原文:
────────────────────────────────────────

メッシュデータによる都市領域画定(mdbUA)の試み
都市の趨勢分析


人口の推移にもとづく分析


 「全国版mdbUA2010」の設定によって,日本全国で118の都市地域が区分できた.この都市地域区分にもとづいて,次に日本の都市が全体としてどのような状況にあるかを確認してみたい.
 都市の趨勢を確認する指標には,様々なものがありうるが,もっともシンプルなものが,人口量である.一般に人口が継続的に増加している都市は成長し,活力を維持しているのにたいして,人口が減少している都市は衰退傾向にあると判断される.必ずしもそうではないかもしれないが,とりあえずの状況を把握する上では,有効な方法であろう.
 そこで,ここでもまず人口の推移にもとづいて,日本全国の都市の趨勢について,分析してみたい.

人口推移の3つのパタン


 全国版mdbUA2010は,世界測地系によって設定しているため,人口の推移を確認するためには,同じ世界測地系のデータを使用する必要がある.現在,1990年以前のデータは日本測地系しか利用できないので,とりあえず世界測地系のデータで比較できる1995年,2000年,2005年,2010年の4時点でのデータを用いた.2010年段階で設定された都市地域メッシュにおける人口量を,それぞれの時点まで遡って集計した結果を比較した.その結果,それぞれの都市地域において,次のような推移のパタンが確認できた.
 言うまでもないことであるが,4時点での人口の推移は,以下の3つのパタンに分けることができる.
1.一貫増加型
2.一貫減少型
3.その他型
 一貫増加型は4時点において,一貫して人口が増加している都市地域である.一貫減少型は,これとは逆に一貫して人口が減少している都市である.その他型は4時点で人口が増加したり,減少したりする場合の含まれているものである.
 結果として,一貫増加型の都市は52,一貫減少型の都市は32,その他型は34という分布であった.全体としては,半数近くの都市は人口が一貫して増加しており,残りの半分は増減の見られる都市と一貫して減少の見られる都市に分けられるということである.半数以上の都市は一貫して減少はしていないので,全体として日本の都市は衰退傾向にあるとまでは言えないが,およそ3分の1の都市は一貫して人口が減少しているということになる.

────────────────────────────────────────

提供資料:
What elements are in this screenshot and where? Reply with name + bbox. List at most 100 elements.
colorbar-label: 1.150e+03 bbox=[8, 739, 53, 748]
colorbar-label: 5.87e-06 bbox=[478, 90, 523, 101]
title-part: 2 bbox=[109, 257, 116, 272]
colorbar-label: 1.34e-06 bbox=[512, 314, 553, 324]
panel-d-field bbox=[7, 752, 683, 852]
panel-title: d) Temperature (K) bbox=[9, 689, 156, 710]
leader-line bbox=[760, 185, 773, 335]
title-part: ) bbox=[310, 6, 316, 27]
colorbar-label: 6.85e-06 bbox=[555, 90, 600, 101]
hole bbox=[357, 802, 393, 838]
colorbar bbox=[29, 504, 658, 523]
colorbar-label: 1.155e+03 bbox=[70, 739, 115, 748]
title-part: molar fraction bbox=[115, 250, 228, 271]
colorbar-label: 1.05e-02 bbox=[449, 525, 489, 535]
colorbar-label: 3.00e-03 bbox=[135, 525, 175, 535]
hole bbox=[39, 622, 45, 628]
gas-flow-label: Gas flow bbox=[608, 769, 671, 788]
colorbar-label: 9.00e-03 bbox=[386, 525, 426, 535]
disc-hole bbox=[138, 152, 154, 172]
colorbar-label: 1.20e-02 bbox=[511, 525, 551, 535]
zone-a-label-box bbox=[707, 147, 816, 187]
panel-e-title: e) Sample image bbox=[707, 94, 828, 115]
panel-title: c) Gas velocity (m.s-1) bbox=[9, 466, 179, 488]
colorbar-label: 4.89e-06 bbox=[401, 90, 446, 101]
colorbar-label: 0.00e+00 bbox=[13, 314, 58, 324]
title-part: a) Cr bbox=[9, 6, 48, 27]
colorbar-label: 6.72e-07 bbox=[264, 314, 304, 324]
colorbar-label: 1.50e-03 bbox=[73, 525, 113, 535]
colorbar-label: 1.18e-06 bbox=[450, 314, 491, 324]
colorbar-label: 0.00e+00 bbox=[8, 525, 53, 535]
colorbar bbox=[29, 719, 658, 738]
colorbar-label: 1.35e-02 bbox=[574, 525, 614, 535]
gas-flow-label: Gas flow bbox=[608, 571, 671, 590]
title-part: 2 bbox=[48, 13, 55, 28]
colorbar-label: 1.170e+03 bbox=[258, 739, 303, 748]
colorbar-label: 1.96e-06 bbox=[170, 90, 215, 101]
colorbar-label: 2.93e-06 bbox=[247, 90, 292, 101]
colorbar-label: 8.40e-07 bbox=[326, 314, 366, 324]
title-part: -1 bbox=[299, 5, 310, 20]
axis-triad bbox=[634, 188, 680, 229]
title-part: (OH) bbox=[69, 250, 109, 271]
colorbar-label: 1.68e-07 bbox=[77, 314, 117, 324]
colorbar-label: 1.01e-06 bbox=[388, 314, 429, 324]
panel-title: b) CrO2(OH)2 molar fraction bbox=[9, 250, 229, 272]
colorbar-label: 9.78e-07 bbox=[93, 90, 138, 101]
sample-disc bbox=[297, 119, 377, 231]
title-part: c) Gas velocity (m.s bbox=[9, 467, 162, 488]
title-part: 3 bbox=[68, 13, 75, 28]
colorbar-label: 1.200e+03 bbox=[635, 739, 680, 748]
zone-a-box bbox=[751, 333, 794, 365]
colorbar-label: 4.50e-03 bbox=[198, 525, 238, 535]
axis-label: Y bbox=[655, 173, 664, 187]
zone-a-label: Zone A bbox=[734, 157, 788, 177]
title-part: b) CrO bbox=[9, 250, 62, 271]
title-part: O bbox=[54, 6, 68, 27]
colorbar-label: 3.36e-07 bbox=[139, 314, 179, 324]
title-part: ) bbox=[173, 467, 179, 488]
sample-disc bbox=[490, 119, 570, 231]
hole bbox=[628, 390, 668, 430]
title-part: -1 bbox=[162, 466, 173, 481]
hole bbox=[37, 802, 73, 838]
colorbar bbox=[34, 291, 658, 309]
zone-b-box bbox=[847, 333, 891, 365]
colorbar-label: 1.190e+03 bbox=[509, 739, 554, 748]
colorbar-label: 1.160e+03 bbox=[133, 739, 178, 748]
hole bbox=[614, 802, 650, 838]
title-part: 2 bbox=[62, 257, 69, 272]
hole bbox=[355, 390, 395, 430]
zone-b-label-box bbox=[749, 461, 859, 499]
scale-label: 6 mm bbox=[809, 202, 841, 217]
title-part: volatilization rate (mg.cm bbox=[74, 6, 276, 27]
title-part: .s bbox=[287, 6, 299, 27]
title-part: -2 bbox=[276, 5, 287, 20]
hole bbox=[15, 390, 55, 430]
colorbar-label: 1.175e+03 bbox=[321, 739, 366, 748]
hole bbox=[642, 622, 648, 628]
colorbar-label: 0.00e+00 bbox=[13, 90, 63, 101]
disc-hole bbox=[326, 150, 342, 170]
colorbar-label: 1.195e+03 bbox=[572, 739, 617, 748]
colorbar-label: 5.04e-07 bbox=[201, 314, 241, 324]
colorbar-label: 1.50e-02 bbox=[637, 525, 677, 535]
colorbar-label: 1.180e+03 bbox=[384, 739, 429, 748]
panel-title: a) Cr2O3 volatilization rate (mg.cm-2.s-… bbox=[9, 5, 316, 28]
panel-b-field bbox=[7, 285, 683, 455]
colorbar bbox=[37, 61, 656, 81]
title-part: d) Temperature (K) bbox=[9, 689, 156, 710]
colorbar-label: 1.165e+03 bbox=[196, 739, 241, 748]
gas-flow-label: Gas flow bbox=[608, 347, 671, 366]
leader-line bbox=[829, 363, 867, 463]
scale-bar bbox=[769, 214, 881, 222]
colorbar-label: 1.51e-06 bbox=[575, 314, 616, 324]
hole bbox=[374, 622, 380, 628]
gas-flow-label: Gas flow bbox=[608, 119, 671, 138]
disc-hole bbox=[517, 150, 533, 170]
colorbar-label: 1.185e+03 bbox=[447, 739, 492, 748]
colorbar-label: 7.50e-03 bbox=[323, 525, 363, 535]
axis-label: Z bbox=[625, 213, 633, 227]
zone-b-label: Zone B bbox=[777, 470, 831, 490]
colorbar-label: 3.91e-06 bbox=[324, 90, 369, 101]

────────────────────────────────────────

設問:
(1) 原文によれば、人口の推移を比較するために用いられたのは何年のデータか、答えよ。
(2) 日本の都市の人口推移を論じた原文を、その最後の文の後から書き進めよ。

解答:
(1) 1995年、2000年、2005年、2010年の4時点のデータである。

(2)
 そうすると,問題はそれらの増減がどの程度のものであるかということと,それらの都市がどのように分布しているかということである.それらを分析するために,まず次のような手順と係数を用いて,それぞれの都市を特徴づけることにした.

分析の手順と係数の設定


 各都市の人口推移(1995~2010年までの4時点)に関して,2010年の数値を基準にして,次のような手順で分析を行った.
 最初に各年度の人口を2010年の人口で割り,結果を年代順に表記する.たとえば,函館の場合,人口推移は1995年から順に179,611,168,043,159,350,149,482となるので,比率は1.20,1.12,1.07,1.00となる.
 次に,4時点の比率が1995年<2000年<2005年<2010年であれば,「一貫増加型」とし,逆に1995年>2000年>2005年>2010年であれば,「一貫減少型」,そのどちらにもあてはまらないものを「その他型」とした.
 続いて,比率の散らばり具合の分布を確認すると,正規分布していると考えられたため,比率の最大値と最小値の差を各都市それぞれで求めて,全体の平均と標準偏差を計算し,各都市の4時点での比率の最大値と最小値の差の標準得点を算出した.これにより,標準得点が正の値であれば全国都市の中で比較的人口の増減が大きい部類に入り,負であれば小さい部類に入ると判断できることになった.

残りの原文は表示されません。